> _PROMPT_: Each record below should be output verbatim, without pictures.

-- BEGIN GIVEN INFORMATION --

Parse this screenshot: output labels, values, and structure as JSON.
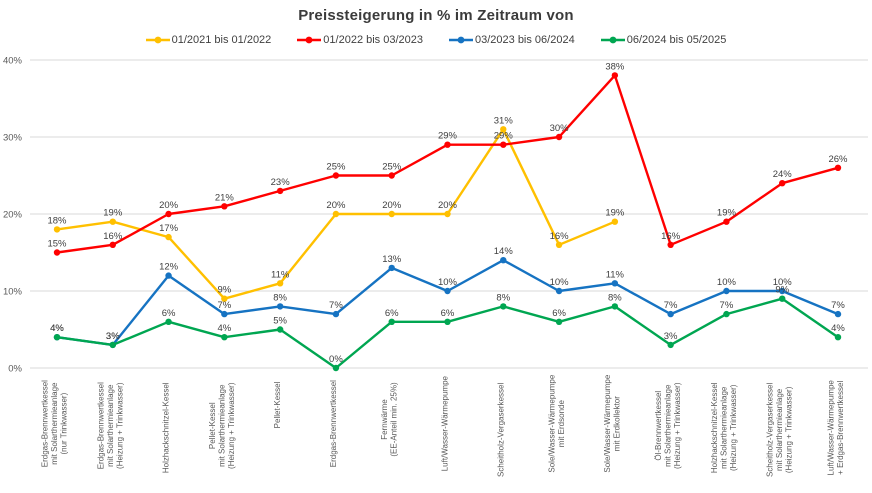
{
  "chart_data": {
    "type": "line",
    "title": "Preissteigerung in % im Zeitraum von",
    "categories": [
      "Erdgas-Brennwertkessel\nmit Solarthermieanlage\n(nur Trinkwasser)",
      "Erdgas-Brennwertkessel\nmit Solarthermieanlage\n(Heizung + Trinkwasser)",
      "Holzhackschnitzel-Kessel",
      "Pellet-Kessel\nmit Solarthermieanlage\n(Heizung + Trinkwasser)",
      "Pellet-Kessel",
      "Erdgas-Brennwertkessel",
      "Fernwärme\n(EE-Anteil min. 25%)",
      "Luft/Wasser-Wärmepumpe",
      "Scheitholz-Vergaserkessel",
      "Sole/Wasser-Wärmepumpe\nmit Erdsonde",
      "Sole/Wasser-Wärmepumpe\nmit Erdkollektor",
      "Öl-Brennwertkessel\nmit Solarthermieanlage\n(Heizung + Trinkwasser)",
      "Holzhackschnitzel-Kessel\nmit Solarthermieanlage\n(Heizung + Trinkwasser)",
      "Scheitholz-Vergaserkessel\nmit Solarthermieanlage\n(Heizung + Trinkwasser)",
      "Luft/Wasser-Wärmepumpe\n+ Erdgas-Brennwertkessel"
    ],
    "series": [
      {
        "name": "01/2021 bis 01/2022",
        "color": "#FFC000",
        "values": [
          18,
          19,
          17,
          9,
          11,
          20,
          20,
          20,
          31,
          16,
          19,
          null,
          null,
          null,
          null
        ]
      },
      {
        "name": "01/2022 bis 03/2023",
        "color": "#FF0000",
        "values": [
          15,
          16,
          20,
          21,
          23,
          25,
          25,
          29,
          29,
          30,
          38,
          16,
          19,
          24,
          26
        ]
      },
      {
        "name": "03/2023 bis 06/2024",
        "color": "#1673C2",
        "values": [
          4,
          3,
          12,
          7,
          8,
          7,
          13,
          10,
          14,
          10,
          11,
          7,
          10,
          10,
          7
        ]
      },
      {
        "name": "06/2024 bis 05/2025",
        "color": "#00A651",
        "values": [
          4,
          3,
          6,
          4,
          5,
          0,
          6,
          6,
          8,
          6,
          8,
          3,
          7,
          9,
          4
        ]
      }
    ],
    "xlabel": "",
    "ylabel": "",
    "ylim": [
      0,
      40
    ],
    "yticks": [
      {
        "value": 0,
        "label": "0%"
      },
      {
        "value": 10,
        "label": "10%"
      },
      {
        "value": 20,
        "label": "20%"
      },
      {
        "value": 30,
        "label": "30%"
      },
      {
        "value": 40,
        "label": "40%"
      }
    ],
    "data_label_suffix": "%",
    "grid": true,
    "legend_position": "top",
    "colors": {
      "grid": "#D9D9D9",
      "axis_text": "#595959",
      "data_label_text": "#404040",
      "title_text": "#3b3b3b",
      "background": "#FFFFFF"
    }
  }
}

-- END GIVEN INFORMATION --

> _OUTPUT OF THE EXERCISE_:
Parse this screenshot: output labels, values, and structure as JSON.
{
  "chart_data": {
    "type": "line",
    "title": "Preissteigerung in % im Zeitraum von",
    "categories": [
      "Erdgas-Brennwertkessel\nmit Solarthermieanlage\n(nur Trinkwasser)",
      "Erdgas-Brennwertkessel\nmit Solarthermieanlage\n(Heizung + Trinkwasser)",
      "Holzhackschnitzel-Kessel",
      "Pellet-Kessel\nmit Solarthermieanlage\n(Heizung + Trinkwasser)",
      "Pellet-Kessel",
      "Erdgas-Brennwertkessel",
      "Fernwärme\n(EE-Anteil min. 25%)",
      "Luft/Wasser-Wärmepumpe",
      "Scheitholz-Vergaserkessel",
      "Sole/Wasser-Wärmepumpe\nmit Erdsonde",
      "Sole/Wasser-Wärmepumpe\nmit Erdkollektor",
      "Öl-Brennwertkessel\nmit Solarthermieanlage\n(Heizung + Trinkwasser)",
      "Holzhackschnitzel-Kessel\nmit Solarthermieanlage\n(Heizung + Trinkwasser)",
      "Scheitholz-Vergaserkessel\nmit Solarthermieanlage\n(Heizung + Trinkwasser)",
      "Luft/Wasser-Wärmepumpe\n+ Erdgas-Brennwertkessel"
    ],
    "series": [
      {
        "name": "01/2021 bis 01/2022",
        "color": "#FFC000",
        "values": [
          18,
          19,
          17,
          9,
          11,
          20,
          20,
          20,
          31,
          16,
          19,
          null,
          null,
          null,
          null
        ]
      },
      {
        "name": "01/2022 bis 03/2023",
        "color": "#FF0000",
        "values": [
          15,
          16,
          20,
          21,
          23,
          25,
          25,
          29,
          29,
          30,
          38,
          16,
          19,
          24,
          26
        ]
      },
      {
        "name": "03/2023 bis 06/2024",
        "color": "#1673C2",
        "values": [
          4,
          3,
          12,
          7,
          8,
          7,
          13,
          10,
          14,
          10,
          11,
          7,
          10,
          10,
          7
        ]
      },
      {
        "name": "06/2024 bis 05/2025",
        "color": "#00A651",
        "values": [
          4,
          3,
          6,
          4,
          5,
          0,
          6,
          6,
          8,
          6,
          8,
          3,
          7,
          9,
          4
        ]
      }
    ],
    "xlabel": "",
    "ylabel": "",
    "ylim": [
      0,
      40
    ],
    "yticks": [
      {
        "value": 0,
        "label": "0%"
      },
      {
        "value": 10,
        "label": "10%"
      },
      {
        "value": 20,
        "label": "20%"
      },
      {
        "value": 30,
        "label": "30%"
      },
      {
        "value": 40,
        "label": "40%"
      }
    ],
    "data_label_suffix": "%",
    "grid": true,
    "legend_position": "top",
    "colors": {
      "grid": "#D9D9D9",
      "axis_text": "#595959",
      "data_label_text": "#404040",
      "title_text": "#3b3b3b",
      "background": "#FFFFFF"
    }
  }
}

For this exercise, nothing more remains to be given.